Source extract:

········

Why Serverless

There’s no question mark — I’m telling you why.

Published: 17 Oct 2024

First up, yes yes, “serverless” is a stupid name

It’s also a very ambiguous name. One person’s “serverless” is another person’s “cloud” is another person’s “normal”.

But, assuming we are talking here about the broad collection of resources more correctly referred to as “fully-managed, hyper-ephemeral compute” then it’s easy to see why a more snappy name than that made it into the collective consciousness, and accuracy be damned!

It’s interesting also to note how often the “hur hur ‘serverless’ is just somebody else’s server hur hur” quip seems to come up as not only clearly the most hilarious thing ever said, but also — in the mind of the keen-witted utterer of this rapier-sharp phrase — how much this seems to serve (no pun) as a cast iron reason as to why Serverless (with a big S) just isn’t worth the servers it’s sprinted on. It’s just a fad. A gimmick.

And here are seven reasons why those sadly uninitiated folks are just plain wrong.

Reason 1: It redefines expectations of delivery times

You may have already heard the quote by Yan Cui of Real World Serverless: “What used to take teams weeks or months to deliver can now be done within days or sometimes even on the same day”.

Quotes are nice but let me give you a real-life example from my own recent past which validates this bold claim.

In 2022 I was working with a client who operated in the FinTech space. For one reason and another the company had gone into an unexpected and very sudden wind-down. The COO came to me with one simple requirement: “Can you write something to perform a nightly job which extracts payment data from GoCardless and summarises it for our Accounts Team?”

There was an existing system in place but this was deemed both too expensive to keep alive and also (sadly) too error-prone to entrust to a maintenance team of zero people, following the dissolution of their core tech operations.

My replacement system was duly delivered (using AWS Step Functions, Lambda and EventBridge) and immediately accepted.

It was replacing an existing system (as mentioned), a Python Django behemoth, the corresponding component of which had taken two developers approx two months to develop.

My serverless standalone replacement? One developer (me), FOUR DAYS.

“Hur hur” indeed.

········

[Element placement data]

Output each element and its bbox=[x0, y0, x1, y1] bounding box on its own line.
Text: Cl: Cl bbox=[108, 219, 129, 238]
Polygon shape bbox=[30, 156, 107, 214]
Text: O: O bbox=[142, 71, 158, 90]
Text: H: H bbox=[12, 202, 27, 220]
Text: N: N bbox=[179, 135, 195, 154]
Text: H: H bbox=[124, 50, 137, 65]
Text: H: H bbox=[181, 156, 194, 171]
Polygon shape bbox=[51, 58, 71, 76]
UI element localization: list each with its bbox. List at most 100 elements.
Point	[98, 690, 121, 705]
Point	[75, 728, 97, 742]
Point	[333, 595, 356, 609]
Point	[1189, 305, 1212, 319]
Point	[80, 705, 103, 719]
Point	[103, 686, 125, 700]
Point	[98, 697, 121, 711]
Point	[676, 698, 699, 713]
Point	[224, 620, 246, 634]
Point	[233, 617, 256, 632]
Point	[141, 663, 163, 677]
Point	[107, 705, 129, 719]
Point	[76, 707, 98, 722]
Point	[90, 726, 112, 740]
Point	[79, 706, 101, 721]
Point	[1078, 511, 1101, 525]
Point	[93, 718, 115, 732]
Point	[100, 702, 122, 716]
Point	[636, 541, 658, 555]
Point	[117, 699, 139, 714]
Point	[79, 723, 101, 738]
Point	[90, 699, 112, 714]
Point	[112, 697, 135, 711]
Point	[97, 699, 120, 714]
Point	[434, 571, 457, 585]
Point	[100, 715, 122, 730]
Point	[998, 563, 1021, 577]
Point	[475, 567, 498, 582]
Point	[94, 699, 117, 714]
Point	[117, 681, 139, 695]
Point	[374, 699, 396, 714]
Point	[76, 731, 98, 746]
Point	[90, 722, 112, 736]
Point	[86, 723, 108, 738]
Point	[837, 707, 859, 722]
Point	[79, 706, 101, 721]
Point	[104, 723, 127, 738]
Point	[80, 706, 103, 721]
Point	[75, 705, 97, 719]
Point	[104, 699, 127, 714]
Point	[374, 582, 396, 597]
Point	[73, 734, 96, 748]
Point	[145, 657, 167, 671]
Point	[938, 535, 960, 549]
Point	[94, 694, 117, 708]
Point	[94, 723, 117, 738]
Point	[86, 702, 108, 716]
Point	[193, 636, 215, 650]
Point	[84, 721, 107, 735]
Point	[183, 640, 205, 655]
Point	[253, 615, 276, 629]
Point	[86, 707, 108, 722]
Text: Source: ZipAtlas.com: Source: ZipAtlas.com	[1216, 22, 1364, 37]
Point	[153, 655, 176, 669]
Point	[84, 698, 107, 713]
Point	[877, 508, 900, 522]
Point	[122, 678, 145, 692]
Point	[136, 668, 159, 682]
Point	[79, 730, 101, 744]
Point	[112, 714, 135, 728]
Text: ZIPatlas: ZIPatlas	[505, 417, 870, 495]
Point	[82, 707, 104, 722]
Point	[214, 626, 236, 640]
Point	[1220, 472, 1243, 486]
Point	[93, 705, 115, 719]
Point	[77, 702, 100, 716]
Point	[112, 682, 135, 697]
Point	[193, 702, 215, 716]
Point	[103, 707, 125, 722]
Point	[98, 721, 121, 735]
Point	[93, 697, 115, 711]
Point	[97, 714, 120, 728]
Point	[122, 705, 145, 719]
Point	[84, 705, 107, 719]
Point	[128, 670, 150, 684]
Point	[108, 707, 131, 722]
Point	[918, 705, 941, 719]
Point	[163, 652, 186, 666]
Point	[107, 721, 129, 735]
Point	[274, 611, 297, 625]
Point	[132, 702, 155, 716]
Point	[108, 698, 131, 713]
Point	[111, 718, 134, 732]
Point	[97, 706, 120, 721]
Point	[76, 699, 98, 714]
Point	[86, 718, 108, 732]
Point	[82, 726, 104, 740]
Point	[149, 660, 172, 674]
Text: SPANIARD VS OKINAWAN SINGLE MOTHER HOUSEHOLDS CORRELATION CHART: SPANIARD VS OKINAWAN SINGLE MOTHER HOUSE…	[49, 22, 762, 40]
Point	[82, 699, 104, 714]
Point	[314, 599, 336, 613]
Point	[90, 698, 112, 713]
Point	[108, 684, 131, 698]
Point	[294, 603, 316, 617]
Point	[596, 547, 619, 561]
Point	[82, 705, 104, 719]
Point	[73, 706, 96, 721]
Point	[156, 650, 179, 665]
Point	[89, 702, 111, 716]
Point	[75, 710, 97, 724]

········

Given problem A:
In the serverless essay, how many developers worked on the corresponding component of the Python Django system, and for how long?
Given problem B:
Resume the serverless essay after its last line and carry it forward.

Written answer A:
Two developers, for approximately two months.

Written answer B:
Reason 2: It requires smaller, more lean squads

Heck, no, it demands smaller, more lean squads. Put an end to the world of lofty architects pontificating in insular whiteboard sessions and filling the world with entity diagrams and (often) unattainable ideals, leading developers into a granular and confusing mosaic of engineering tasks.

Many people going nowhere, slowly, and at great expense (to paraphrase the late, great Mike Peyton).

When you are implementing in Serverless you absolutely need to be deep in the detail as part of the larger solution design — big picture and small picture at the same time — which naturally means a smaller number of people working on each solution and (crucially) each of them owning much more of the whole solution from top to bottom.

I’d typically say that you want one, max two backend folks, one frontend or mobile developer and perhaps the part-time assistance of an expert practitioner to ensure the idea stays on the rails.

This squad would be highly performant, producing significant feature shifts every week.

Compare this with (no word of a lie) a team I was once in with two frontenders, two backend developers and one ops guy, who took three days to implement one Facebook “Like” button (in the days when we cared about Facebook “Like” buttons. Ask your parents.)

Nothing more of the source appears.